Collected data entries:
>> START

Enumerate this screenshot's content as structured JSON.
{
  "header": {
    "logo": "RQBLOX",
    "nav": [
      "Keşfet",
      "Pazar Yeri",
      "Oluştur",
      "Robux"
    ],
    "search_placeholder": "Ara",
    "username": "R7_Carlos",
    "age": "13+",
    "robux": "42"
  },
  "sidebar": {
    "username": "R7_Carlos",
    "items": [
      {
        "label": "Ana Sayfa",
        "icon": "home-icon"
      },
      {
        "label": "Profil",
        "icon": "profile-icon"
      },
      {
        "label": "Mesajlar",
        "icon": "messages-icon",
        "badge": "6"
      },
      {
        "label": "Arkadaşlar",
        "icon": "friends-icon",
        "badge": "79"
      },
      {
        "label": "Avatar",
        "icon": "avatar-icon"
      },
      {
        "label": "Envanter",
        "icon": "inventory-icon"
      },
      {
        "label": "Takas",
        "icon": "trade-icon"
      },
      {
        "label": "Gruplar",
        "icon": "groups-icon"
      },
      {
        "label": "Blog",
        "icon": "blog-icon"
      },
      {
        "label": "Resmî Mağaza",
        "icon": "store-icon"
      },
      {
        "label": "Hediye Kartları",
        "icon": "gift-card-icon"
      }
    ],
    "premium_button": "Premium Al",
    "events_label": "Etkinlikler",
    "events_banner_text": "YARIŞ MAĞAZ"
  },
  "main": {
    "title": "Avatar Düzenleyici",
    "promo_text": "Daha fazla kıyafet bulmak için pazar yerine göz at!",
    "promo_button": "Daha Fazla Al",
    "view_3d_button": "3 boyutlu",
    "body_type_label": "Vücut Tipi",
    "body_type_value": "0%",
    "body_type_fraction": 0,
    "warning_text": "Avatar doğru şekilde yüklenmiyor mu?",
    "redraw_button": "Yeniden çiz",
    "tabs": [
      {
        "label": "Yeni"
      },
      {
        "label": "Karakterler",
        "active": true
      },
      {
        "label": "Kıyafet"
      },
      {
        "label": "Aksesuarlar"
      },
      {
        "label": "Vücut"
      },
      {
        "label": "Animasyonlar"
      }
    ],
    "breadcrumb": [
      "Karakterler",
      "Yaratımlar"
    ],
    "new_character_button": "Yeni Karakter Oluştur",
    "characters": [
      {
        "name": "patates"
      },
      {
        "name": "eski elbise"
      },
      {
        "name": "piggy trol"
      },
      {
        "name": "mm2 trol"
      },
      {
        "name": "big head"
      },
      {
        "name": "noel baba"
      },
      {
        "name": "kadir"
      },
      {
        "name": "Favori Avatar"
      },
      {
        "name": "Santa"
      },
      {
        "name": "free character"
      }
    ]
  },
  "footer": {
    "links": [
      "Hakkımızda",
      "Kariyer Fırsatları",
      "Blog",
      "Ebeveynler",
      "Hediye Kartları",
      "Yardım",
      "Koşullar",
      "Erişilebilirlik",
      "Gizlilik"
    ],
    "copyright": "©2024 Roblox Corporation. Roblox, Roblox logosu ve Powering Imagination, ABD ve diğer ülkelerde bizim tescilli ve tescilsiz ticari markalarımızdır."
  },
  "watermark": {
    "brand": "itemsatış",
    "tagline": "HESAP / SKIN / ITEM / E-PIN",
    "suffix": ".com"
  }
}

>> END

# [WHAT IS NEEDED]
List each line of the records that holds the string "icon".

# [SOLUTION]
        "icon": "home-icon"
        "icon": "profile-icon"
        "icon": "messages-icon",
        "icon": "friends-icon",
        "icon": "avatar-icon"
        "icon": "inventory-icon"
        "icon": "trade-icon"
        "icon": "groups-icon"
        "icon": "blog-icon"
        "icon": "store-icon"
        "icon": "gift-card-icon"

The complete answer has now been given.